◆ INSTRUCTIONS TO FOLLOW ◆
Determine the number of lines in the data that include the word "ylabel", and write only that number.

[Recorded data]

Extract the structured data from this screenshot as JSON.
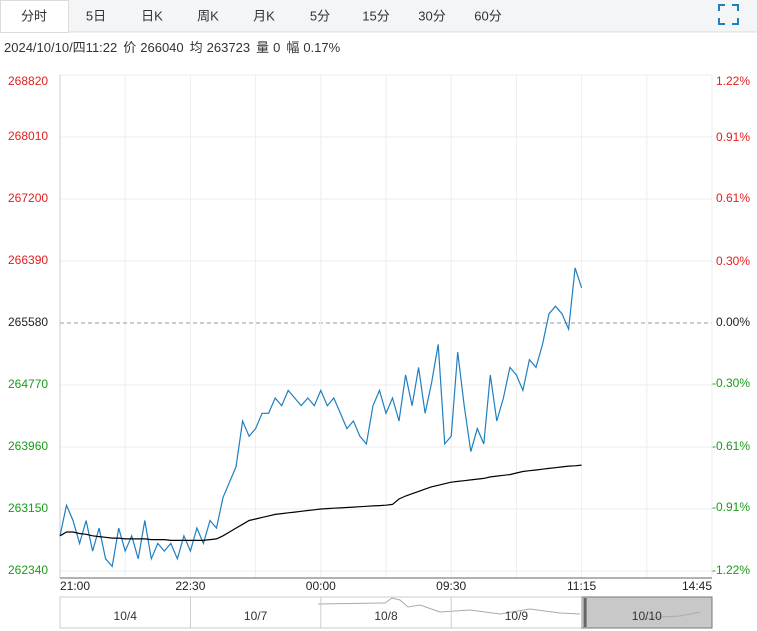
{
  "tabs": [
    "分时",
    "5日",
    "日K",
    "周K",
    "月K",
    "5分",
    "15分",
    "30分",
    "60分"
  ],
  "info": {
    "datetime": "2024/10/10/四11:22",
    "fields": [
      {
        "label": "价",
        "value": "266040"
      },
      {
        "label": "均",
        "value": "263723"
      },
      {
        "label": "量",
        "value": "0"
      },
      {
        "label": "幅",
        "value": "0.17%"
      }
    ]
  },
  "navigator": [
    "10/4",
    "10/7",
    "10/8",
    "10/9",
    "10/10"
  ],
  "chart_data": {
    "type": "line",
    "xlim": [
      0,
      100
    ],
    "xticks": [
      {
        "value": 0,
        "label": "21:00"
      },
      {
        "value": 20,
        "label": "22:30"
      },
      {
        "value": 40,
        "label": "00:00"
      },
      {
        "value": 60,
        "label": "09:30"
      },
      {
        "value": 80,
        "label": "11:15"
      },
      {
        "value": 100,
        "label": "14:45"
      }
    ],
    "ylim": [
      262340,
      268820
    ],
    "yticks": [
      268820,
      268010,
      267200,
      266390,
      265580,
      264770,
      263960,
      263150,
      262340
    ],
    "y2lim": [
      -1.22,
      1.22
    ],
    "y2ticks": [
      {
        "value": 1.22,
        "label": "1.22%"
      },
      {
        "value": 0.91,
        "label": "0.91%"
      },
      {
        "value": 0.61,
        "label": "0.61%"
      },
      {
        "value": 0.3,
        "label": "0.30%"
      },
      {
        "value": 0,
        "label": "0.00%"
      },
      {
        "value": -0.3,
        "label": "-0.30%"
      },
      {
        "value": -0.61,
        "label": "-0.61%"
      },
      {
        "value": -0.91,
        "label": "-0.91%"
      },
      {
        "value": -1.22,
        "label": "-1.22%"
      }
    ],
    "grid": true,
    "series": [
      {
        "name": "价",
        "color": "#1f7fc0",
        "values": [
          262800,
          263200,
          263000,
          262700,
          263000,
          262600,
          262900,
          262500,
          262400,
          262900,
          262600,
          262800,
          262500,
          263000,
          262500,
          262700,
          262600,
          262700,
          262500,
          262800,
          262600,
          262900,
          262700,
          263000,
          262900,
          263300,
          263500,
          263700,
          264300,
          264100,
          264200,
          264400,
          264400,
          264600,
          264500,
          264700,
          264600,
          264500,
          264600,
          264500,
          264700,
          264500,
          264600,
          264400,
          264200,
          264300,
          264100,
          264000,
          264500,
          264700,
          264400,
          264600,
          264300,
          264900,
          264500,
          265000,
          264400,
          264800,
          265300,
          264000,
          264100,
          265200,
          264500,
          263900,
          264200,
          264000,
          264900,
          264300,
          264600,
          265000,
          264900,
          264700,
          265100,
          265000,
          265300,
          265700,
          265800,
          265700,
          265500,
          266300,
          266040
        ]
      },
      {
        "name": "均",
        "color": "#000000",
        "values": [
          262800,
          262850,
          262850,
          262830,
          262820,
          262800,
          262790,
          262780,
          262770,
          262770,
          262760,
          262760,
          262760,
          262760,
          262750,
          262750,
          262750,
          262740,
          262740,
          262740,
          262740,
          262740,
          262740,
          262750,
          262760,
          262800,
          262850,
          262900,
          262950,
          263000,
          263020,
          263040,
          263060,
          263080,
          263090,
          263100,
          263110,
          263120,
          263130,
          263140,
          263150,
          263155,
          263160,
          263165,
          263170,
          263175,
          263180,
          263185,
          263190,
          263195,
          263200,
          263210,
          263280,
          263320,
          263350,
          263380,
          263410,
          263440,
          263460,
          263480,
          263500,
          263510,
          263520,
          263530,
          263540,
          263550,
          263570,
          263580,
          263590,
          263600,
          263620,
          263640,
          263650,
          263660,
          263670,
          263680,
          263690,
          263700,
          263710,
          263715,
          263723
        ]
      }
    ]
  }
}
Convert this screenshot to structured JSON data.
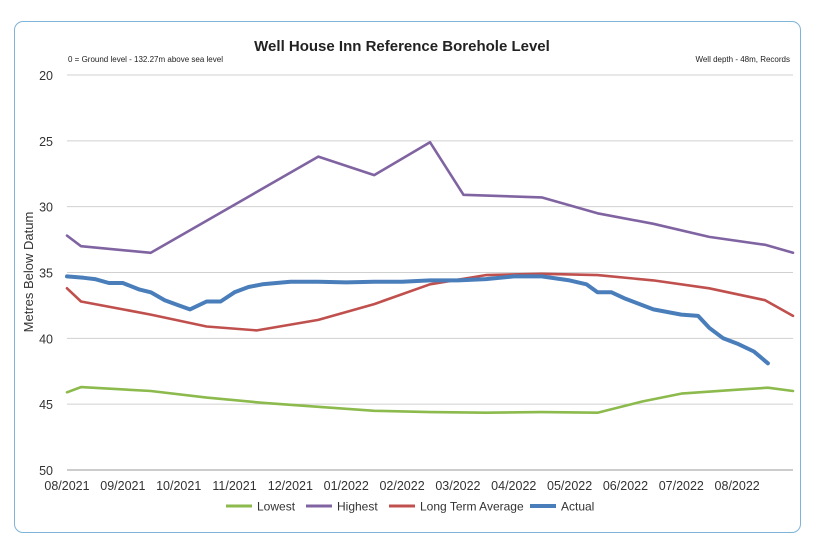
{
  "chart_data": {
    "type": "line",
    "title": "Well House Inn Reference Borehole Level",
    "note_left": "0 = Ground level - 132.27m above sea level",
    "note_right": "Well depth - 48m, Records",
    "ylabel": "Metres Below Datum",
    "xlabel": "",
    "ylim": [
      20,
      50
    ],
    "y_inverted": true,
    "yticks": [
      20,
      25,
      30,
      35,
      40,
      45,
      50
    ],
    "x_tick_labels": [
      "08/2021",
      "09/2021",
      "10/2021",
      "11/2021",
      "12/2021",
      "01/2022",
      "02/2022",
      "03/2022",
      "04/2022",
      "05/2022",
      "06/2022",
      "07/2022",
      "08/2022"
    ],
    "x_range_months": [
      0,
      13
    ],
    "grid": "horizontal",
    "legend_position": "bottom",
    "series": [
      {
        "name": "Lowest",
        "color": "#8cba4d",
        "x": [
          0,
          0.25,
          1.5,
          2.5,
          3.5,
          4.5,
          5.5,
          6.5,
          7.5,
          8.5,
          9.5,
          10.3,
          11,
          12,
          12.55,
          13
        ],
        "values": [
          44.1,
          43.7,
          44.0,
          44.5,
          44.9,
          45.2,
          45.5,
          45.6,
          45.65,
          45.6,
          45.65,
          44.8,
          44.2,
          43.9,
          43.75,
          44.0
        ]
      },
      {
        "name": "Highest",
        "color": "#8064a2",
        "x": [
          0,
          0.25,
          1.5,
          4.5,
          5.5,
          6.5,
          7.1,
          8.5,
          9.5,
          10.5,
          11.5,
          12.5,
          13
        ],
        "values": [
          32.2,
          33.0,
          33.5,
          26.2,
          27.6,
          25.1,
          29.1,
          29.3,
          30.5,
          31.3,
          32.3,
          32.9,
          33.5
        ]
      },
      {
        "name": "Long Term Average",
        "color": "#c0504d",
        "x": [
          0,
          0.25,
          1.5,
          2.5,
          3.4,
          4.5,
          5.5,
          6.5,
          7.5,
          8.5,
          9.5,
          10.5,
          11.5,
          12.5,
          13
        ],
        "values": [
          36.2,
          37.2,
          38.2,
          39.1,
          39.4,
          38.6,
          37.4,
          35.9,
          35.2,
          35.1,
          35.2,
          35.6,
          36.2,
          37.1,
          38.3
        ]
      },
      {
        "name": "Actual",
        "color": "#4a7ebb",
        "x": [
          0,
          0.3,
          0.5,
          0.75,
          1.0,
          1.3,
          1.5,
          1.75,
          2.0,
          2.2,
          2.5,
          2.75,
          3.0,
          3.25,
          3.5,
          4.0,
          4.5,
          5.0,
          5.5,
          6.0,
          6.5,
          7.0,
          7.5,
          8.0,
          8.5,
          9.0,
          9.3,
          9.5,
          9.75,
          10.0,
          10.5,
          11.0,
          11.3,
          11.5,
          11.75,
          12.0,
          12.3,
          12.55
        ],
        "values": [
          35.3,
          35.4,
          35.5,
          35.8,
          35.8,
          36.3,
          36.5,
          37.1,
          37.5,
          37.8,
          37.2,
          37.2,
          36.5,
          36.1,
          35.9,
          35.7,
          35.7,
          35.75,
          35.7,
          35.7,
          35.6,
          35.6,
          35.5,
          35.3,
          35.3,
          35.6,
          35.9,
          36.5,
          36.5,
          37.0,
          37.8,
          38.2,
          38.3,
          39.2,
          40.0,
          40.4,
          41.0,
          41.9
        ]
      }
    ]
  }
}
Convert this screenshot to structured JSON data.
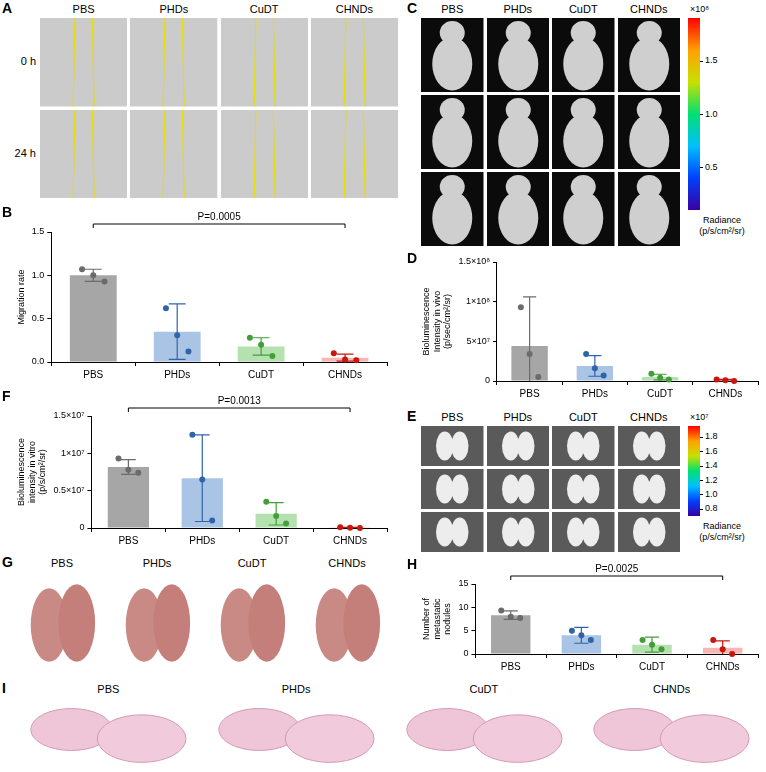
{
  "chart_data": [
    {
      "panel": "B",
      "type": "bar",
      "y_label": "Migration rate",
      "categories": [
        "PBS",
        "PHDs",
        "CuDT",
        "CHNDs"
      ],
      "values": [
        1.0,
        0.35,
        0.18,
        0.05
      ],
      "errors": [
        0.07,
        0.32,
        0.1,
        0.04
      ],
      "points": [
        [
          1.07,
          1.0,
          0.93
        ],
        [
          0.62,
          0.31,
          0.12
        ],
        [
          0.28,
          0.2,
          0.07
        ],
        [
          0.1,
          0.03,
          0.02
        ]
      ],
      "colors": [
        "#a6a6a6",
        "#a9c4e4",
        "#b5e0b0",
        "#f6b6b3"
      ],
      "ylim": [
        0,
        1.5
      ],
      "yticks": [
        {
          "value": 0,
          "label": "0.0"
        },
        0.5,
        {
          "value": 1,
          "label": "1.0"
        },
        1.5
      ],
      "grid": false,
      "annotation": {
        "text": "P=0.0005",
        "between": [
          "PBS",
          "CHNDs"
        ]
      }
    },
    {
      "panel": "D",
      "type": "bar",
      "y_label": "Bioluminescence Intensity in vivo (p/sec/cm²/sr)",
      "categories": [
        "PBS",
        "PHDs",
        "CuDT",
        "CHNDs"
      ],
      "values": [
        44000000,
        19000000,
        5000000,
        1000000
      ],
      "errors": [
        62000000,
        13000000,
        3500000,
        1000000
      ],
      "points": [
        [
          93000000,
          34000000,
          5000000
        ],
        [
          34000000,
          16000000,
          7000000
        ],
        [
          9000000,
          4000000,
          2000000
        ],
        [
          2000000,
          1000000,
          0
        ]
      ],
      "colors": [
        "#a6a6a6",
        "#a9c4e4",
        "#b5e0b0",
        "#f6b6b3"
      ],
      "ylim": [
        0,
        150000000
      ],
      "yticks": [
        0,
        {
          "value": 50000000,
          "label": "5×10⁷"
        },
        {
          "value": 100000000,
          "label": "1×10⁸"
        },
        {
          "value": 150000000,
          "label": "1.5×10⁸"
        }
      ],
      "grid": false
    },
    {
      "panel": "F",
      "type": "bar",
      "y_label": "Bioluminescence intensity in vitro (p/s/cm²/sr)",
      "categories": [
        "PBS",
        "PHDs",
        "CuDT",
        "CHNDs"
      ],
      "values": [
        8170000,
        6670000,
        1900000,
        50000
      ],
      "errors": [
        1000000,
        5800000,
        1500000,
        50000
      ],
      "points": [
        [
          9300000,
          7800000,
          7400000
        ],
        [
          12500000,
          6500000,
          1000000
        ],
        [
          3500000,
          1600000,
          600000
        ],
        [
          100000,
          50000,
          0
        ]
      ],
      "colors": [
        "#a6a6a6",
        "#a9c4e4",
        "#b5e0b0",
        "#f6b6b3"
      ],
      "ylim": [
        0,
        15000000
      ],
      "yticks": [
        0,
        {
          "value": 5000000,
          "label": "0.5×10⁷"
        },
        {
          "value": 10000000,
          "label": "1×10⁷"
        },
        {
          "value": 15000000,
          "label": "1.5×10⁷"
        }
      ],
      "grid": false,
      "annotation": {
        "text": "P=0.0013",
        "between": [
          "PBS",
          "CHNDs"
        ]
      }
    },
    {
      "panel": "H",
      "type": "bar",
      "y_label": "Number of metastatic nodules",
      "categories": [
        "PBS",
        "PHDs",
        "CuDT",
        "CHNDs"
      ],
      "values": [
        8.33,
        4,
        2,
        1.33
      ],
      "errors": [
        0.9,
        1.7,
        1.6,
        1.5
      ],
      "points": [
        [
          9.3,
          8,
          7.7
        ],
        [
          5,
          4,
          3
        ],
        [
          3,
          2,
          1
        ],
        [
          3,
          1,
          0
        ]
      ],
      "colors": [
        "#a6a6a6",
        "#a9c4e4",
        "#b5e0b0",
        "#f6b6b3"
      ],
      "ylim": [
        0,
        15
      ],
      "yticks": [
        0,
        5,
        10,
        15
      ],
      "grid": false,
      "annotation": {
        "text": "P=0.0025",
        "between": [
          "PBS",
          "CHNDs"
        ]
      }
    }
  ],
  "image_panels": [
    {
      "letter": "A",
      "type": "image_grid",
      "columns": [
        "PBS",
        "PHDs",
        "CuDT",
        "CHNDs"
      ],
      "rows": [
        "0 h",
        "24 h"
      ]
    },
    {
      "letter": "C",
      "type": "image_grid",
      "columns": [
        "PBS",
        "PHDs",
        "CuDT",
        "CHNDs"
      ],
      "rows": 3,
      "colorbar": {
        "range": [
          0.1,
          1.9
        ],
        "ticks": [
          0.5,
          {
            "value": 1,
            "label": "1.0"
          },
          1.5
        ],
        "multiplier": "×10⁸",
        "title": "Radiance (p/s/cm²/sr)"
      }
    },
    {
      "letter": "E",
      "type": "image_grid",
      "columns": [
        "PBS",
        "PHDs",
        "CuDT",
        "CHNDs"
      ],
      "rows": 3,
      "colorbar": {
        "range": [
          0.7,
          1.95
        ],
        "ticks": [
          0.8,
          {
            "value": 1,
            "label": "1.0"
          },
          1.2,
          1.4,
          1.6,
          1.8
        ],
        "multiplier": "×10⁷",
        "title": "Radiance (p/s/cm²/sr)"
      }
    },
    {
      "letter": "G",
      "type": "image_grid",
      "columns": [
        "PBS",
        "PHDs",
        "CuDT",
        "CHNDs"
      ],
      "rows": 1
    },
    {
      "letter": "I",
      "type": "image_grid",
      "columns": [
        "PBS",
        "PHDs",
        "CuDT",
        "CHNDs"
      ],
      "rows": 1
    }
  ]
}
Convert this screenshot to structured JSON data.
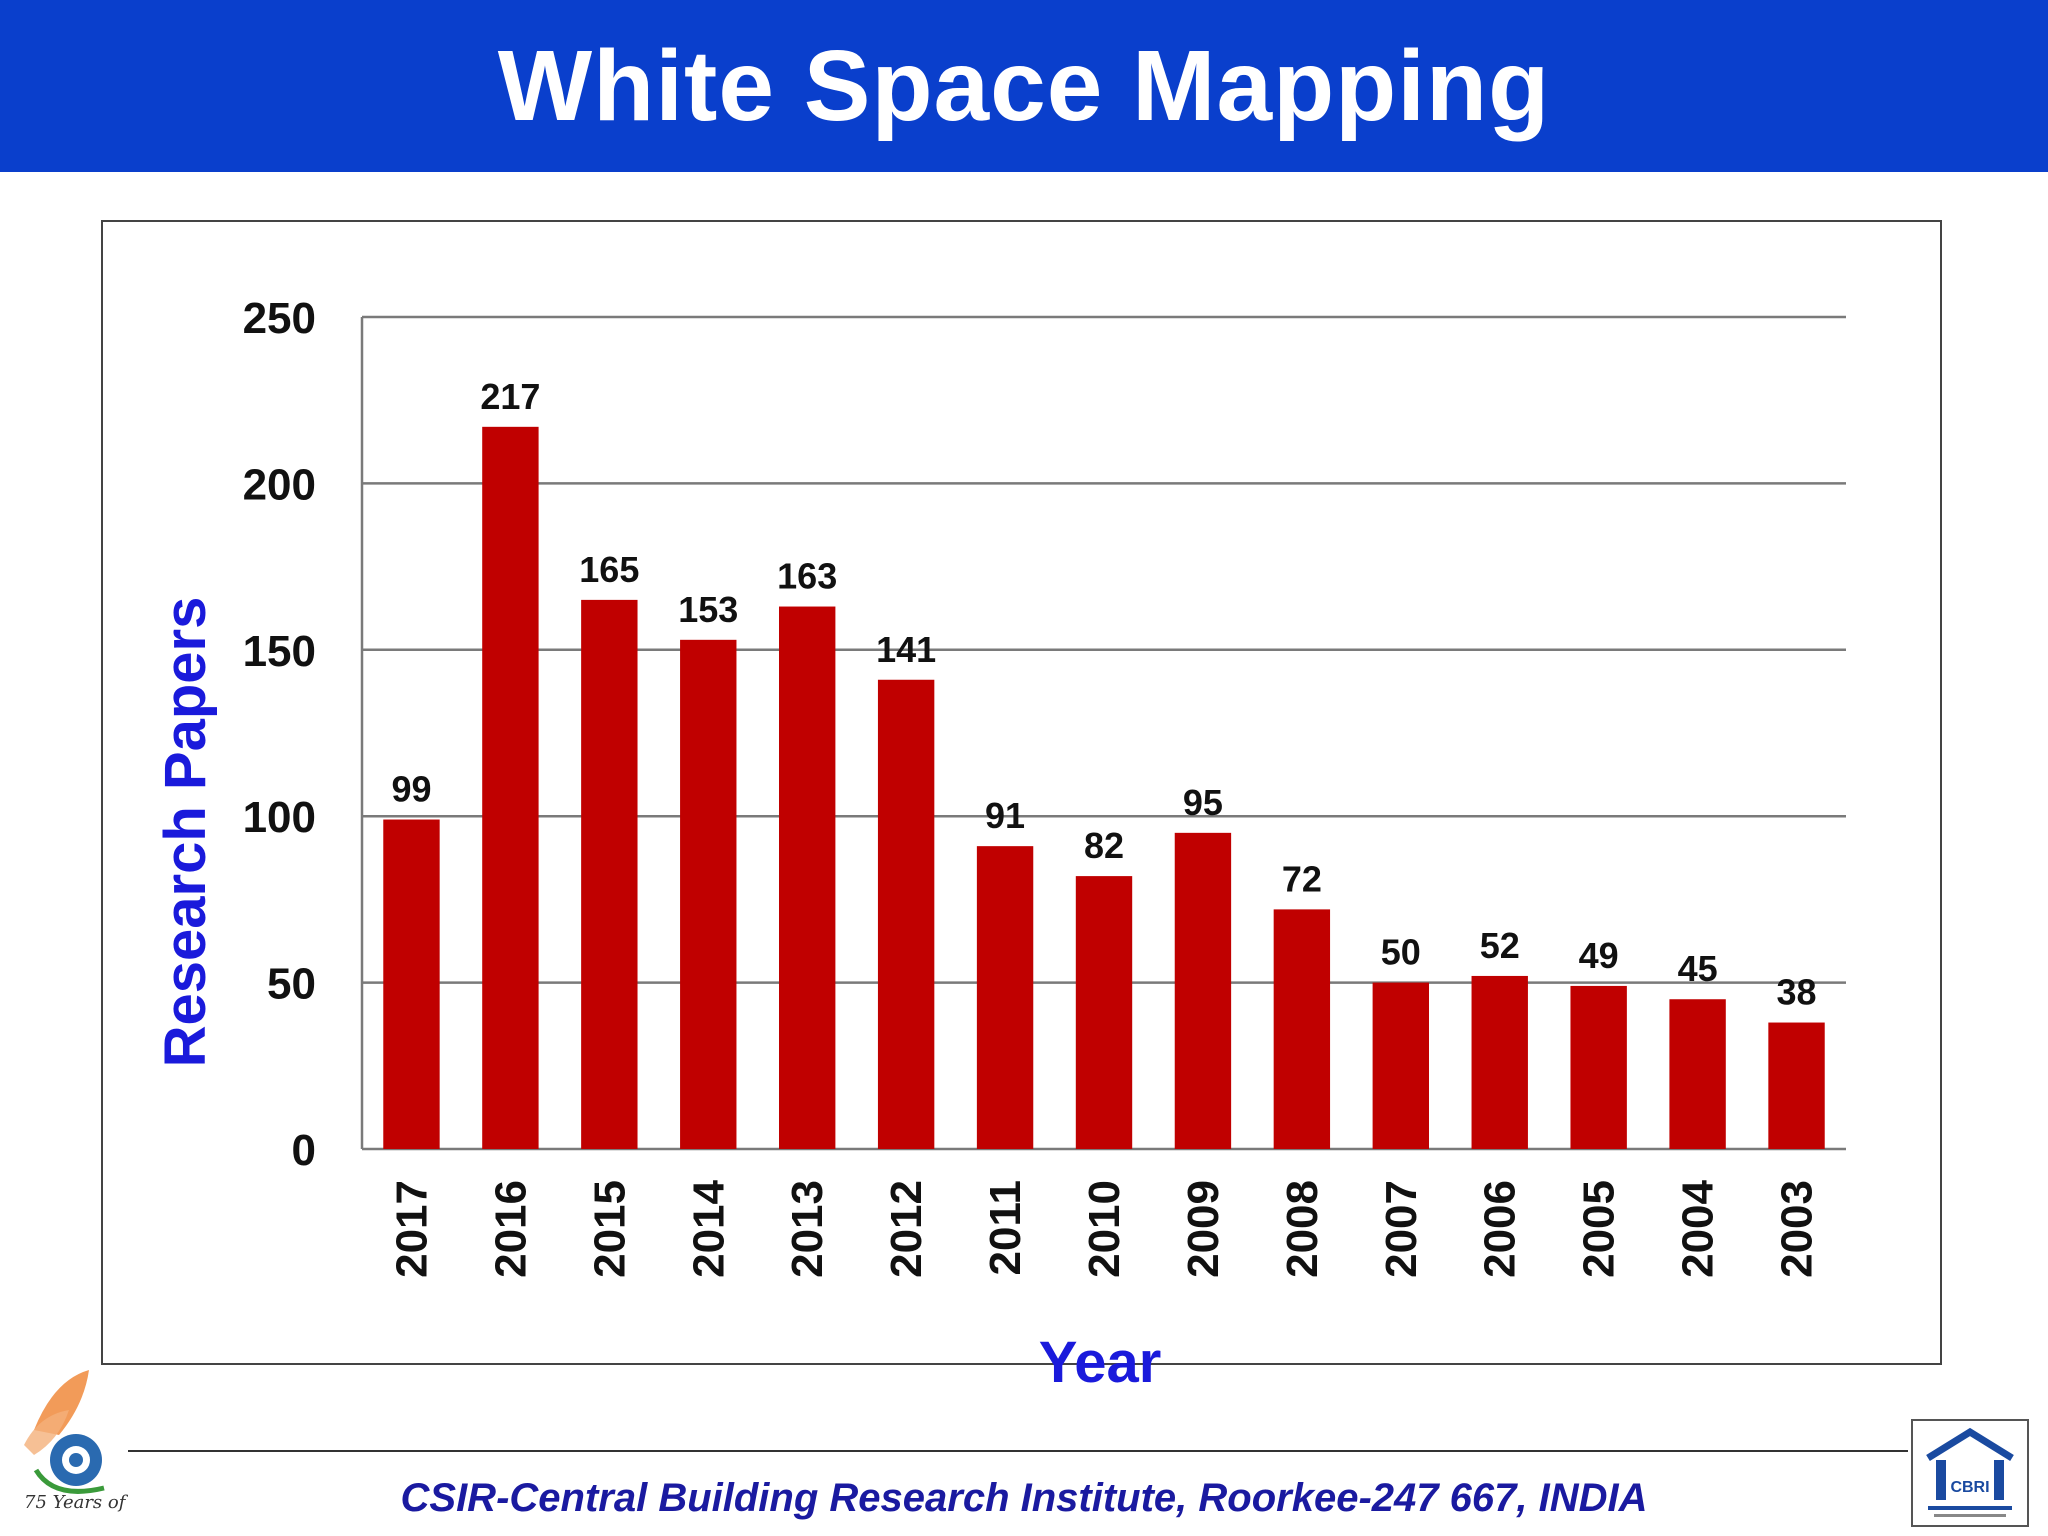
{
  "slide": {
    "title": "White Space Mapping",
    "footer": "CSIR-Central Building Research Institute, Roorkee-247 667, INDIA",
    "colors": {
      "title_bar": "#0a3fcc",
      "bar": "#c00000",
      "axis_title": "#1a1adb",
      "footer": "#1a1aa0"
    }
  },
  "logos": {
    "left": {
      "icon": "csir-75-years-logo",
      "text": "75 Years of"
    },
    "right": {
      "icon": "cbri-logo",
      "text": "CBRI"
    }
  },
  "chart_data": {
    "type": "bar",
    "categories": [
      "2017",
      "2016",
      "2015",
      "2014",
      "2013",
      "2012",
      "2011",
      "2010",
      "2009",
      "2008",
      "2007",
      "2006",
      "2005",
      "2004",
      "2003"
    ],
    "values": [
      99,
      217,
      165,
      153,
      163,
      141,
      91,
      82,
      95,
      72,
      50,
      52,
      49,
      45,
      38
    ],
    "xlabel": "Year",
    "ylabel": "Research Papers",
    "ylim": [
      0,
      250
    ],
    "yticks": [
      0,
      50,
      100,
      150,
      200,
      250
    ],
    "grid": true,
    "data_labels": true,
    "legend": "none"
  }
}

◆ RESULT OF THE TASK ◆
2